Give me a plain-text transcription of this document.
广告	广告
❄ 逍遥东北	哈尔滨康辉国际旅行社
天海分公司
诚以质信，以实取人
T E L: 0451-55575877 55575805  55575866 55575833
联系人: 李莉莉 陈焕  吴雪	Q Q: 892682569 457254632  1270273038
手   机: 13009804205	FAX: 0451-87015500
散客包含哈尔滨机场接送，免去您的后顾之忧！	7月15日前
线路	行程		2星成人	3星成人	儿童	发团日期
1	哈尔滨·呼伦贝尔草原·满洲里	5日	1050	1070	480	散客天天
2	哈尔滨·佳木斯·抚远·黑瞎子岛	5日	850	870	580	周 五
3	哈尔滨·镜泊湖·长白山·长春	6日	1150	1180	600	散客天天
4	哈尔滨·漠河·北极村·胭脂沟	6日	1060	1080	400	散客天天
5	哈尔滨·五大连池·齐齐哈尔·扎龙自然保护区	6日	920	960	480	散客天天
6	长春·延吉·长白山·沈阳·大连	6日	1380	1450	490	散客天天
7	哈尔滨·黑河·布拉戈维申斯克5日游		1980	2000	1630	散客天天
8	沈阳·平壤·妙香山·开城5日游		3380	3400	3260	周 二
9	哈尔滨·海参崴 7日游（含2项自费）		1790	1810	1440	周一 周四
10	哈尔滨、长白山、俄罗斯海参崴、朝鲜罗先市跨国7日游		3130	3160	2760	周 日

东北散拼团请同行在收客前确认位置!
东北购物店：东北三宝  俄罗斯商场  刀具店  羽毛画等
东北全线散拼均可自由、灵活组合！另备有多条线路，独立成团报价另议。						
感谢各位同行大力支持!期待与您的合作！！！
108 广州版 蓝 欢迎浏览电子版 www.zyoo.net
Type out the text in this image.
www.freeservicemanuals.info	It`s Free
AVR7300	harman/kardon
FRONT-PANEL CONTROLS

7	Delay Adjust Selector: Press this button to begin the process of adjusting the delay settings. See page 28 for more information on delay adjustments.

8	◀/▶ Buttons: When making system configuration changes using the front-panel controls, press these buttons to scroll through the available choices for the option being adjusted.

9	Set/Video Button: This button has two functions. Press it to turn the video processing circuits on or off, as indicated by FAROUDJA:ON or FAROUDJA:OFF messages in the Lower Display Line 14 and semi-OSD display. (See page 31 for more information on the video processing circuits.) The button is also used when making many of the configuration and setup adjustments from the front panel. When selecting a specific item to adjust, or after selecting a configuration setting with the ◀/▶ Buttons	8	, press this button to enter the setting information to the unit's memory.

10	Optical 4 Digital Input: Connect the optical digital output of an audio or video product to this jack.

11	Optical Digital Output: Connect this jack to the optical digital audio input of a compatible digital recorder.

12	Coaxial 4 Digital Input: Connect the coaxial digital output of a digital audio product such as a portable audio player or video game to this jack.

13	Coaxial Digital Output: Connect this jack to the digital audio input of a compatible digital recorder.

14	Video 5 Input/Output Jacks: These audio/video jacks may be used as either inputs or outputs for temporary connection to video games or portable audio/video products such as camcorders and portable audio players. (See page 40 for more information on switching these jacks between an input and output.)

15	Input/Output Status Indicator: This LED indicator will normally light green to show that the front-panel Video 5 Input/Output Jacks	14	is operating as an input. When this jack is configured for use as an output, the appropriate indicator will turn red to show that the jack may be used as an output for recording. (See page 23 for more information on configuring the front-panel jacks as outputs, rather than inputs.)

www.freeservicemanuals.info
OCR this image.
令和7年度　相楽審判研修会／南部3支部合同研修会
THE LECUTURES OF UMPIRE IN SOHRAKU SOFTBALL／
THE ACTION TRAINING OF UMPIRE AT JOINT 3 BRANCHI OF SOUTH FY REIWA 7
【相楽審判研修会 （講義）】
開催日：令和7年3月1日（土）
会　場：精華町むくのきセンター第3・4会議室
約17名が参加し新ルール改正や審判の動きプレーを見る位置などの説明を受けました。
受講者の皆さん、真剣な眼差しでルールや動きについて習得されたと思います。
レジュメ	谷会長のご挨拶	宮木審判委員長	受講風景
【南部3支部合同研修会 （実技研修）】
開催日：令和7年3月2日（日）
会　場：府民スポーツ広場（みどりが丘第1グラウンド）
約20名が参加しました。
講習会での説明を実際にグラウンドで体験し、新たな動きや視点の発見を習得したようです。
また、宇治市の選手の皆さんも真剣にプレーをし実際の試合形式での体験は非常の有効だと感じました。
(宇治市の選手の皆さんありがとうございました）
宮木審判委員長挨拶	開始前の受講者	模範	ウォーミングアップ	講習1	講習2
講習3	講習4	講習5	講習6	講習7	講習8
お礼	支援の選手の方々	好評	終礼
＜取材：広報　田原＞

***

- **WHAT IS ASKED**
State the count of lines in the data holding the word "相楽審判研修会", adding nothing to it.

- **RESULT FOR THIS TASK**
2